**STATED PROBLEM:** Single out each line with the word "tons" and copy it.

--- Start of SUPPLIED RECORDS ---

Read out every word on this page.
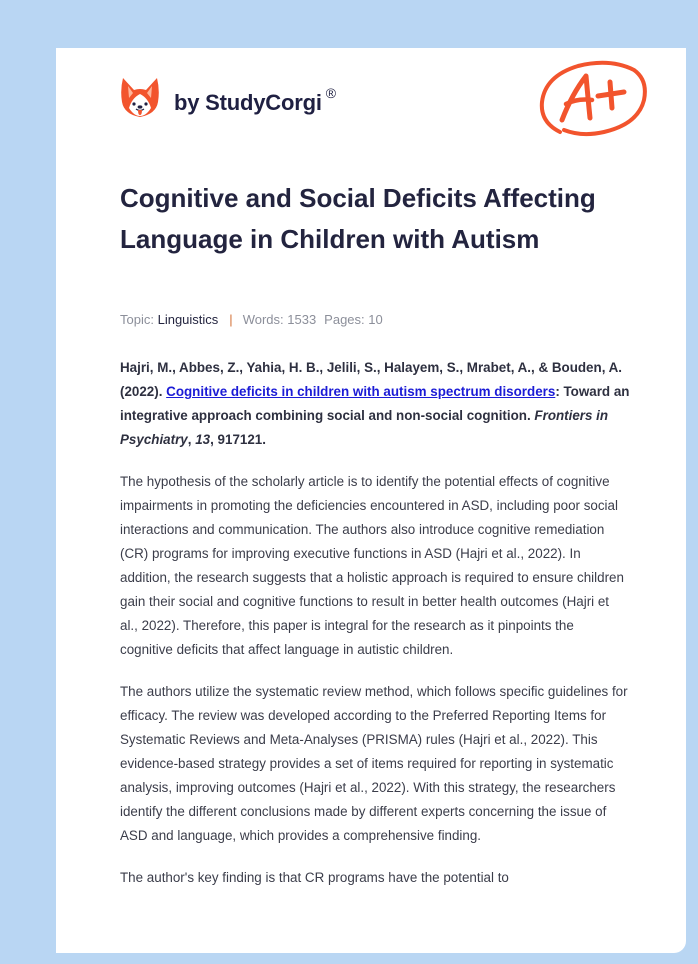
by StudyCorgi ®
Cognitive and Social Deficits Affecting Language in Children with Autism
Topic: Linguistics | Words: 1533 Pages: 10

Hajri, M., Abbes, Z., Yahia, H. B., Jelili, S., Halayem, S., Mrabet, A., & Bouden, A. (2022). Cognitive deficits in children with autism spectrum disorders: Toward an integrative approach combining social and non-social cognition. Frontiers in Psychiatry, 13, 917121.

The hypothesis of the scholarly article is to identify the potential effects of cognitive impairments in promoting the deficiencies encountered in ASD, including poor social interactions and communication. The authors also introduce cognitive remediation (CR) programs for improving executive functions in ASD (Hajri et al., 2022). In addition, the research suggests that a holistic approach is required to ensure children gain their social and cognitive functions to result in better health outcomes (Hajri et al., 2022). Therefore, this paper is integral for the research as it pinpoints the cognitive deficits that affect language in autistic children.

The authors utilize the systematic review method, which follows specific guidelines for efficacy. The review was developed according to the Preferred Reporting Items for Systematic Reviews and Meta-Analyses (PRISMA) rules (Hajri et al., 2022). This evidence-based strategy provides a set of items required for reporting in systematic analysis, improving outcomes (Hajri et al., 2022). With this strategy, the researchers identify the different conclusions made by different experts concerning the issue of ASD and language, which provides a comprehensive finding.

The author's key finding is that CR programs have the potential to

--- End of SUPPLIED RECORDS ---
--- Start of SUPPLIED RECORDS ---

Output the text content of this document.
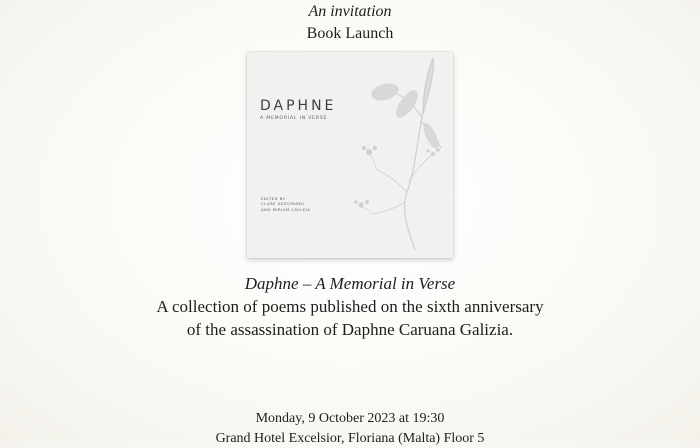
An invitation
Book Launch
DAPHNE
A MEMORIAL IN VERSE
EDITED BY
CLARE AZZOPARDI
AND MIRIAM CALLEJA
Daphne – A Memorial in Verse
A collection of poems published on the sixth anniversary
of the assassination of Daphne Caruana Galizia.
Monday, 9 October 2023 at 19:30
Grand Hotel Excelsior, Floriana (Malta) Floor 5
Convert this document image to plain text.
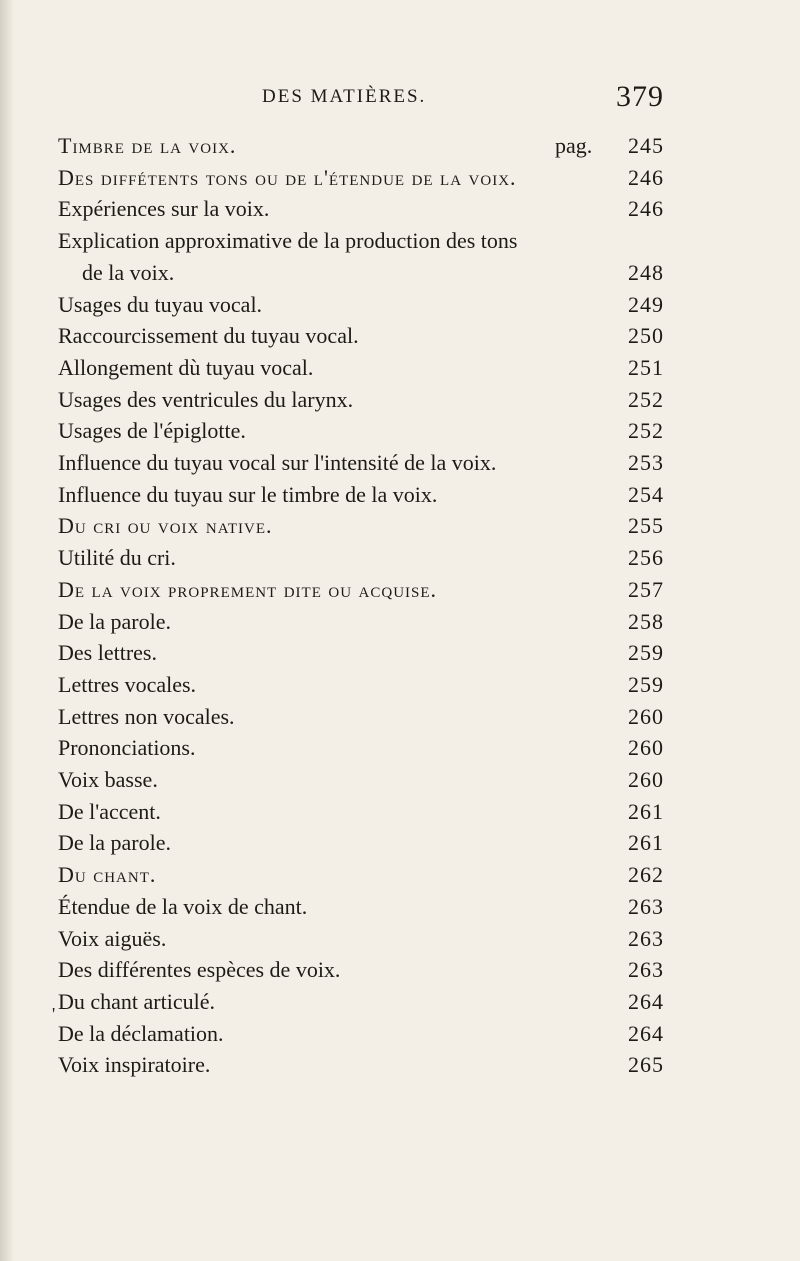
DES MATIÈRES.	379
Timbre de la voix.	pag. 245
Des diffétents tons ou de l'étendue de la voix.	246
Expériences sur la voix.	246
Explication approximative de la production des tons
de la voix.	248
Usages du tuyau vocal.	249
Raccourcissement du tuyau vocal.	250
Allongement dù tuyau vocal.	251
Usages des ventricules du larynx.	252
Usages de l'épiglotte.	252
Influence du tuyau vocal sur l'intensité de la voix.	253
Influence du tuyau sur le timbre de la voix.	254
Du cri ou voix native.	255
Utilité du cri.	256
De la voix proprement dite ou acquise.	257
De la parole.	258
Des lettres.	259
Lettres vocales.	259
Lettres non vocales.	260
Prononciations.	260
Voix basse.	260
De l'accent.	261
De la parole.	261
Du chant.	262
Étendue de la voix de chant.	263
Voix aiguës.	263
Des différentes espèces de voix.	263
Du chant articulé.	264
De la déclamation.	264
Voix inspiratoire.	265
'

--- End of SUPPLIED RECORDS ---
--- Start of SUPPLIED RECORDS ---

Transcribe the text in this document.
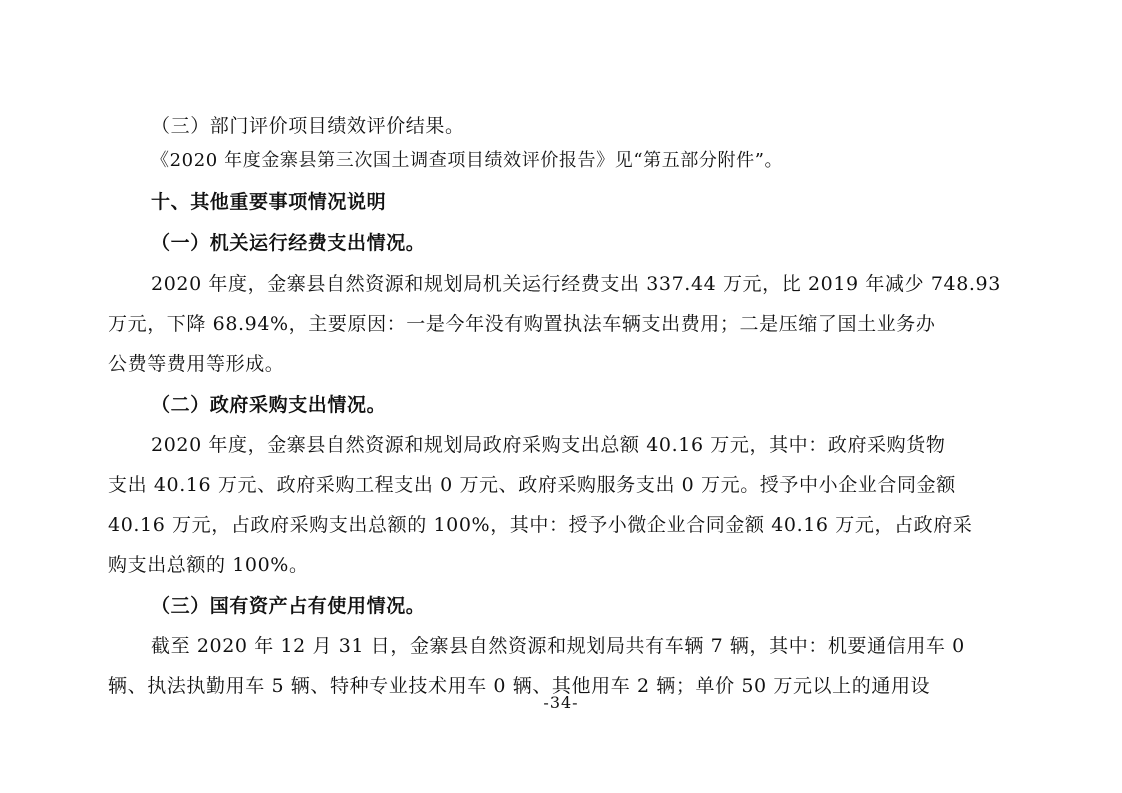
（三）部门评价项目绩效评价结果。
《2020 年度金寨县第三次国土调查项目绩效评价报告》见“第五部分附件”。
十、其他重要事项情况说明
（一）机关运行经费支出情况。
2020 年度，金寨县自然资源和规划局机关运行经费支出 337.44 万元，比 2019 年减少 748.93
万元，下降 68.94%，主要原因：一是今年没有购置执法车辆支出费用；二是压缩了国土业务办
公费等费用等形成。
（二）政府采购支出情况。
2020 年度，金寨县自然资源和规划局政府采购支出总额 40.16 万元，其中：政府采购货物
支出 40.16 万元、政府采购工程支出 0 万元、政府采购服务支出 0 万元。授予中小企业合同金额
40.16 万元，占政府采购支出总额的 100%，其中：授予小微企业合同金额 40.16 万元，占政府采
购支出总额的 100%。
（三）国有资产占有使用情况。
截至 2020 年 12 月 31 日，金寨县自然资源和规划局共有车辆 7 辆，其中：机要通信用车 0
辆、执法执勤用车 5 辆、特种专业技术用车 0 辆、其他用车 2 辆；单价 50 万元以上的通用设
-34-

--- End of SUPPLIED RECORDS ---

**FINAL ANSWER:**
Des diffétents tons ou de l'étendue de la voix.	246
Explication approximative de la production des tons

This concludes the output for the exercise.